--- Start ---

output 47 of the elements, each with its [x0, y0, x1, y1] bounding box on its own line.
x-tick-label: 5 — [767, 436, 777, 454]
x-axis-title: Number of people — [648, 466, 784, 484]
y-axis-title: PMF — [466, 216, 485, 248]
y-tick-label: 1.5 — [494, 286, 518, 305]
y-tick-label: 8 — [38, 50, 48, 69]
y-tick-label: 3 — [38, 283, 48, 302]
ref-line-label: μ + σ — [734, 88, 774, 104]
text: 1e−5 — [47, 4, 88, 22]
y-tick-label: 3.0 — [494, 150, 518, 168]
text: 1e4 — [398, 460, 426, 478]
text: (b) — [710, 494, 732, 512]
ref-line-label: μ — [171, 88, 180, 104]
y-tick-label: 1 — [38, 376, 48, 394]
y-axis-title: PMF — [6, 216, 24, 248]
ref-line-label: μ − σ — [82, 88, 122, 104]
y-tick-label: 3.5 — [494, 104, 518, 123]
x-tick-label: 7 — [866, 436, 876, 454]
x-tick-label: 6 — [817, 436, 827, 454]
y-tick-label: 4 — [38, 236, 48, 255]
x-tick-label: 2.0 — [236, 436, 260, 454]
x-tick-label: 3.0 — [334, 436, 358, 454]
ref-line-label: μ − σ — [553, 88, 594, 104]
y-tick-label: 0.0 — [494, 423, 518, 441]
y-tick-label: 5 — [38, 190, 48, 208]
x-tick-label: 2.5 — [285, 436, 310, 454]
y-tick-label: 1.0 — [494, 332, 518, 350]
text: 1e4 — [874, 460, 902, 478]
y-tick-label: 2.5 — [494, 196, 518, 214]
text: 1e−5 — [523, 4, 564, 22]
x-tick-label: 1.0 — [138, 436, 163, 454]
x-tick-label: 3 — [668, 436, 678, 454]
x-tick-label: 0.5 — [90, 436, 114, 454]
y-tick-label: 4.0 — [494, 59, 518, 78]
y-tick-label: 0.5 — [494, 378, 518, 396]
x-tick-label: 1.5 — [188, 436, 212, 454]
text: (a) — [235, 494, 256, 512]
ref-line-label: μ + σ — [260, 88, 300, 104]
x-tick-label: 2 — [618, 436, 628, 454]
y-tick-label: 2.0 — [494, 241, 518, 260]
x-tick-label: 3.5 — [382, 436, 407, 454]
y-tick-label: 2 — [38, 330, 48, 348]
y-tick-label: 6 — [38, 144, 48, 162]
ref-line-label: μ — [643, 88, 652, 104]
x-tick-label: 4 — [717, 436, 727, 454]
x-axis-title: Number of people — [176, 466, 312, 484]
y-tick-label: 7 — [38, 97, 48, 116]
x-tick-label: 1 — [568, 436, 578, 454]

--- End ---

• _SHORT TASK_
Can you write out all the records again, putting "Group size" wherever "Number of people" appears and leaving everything else unchanged?

• _TASK ANSWER_
output 47 of the elements, each with its [x0, y0, x1, y1] bounding box on its own line.
x-tick-label: 5 — [767, 436, 777, 454]
x-axis-title: Group size — [648, 466, 784, 484]
y-axis-title: PMF — [466, 216, 485, 248]
y-tick-label: 1.5 — [494, 286, 518, 305]
y-tick-label: 8 — [38, 50, 48, 69]
y-tick-label: 3 — [38, 283, 48, 302]
ref-line-label: μ + σ — [734, 88, 774, 104]
text: 1e−5 — [47, 4, 88, 22]
y-tick-label: 3.0 — [494, 150, 518, 168]
text: 1e4 — [398, 460, 426, 478]
text: (b) — [710, 494, 732, 512]
ref-line-label: μ — [171, 88, 180, 104]
y-tick-label: 1 — [38, 376, 48, 394]
y-axis-title: PMF — [6, 216, 24, 248]
ref-line-label: μ − σ — [82, 88, 122, 104]
y-tick-label: 3.5 — [494, 104, 518, 123]
x-tick-label: 7 — [866, 436, 876, 454]
x-tick-label: 6 — [817, 436, 827, 454]
y-tick-label: 4 — [38, 236, 48, 255]
x-tick-label: 2.0 — [236, 436, 260, 454]
x-tick-label: 3.0 — [334, 436, 358, 454]
ref-line-label: μ − σ — [553, 88, 594, 104]
y-tick-label: 0.0 — [494, 423, 518, 441]
y-tick-label: 5 — [38, 190, 48, 208]
x-tick-label: 2.5 — [285, 436, 310, 454]
y-tick-label: 1.0 — [494, 332, 518, 350]
text: 1e4 — [874, 460, 902, 478]
y-tick-label: 2.5 — [494, 196, 518, 214]
text: 1e−5 — [523, 4, 564, 22]
x-tick-label: 1.0 — [138, 436, 163, 454]
x-tick-label: 3 — [668, 436, 678, 454]
x-tick-label: 0.5 — [90, 436, 114, 454]
y-tick-label: 4.0 — [494, 59, 518, 78]
y-tick-label: 0.5 — [494, 378, 518, 396]
x-tick-label: 1.5 — [188, 436, 212, 454]
text: (a) — [235, 494, 256, 512]
ref-line-label: μ + σ — [260, 88, 300, 104]
x-tick-label: 2 — [618, 436, 628, 454]
y-tick-label: 2.0 — [494, 241, 518, 260]
x-tick-label: 3.5 — [382, 436, 407, 454]
y-tick-label: 2 — [38, 330, 48, 348]
y-tick-label: 6 — [38, 144, 48, 162]
ref-line-label: μ — [643, 88, 652, 104]
x-tick-label: 4 — [717, 436, 727, 454]
x-axis-title: Group size — [176, 466, 312, 484]
y-tick-label: 7 — [38, 97, 48, 116]
x-tick-label: 1 — [568, 436, 578, 454]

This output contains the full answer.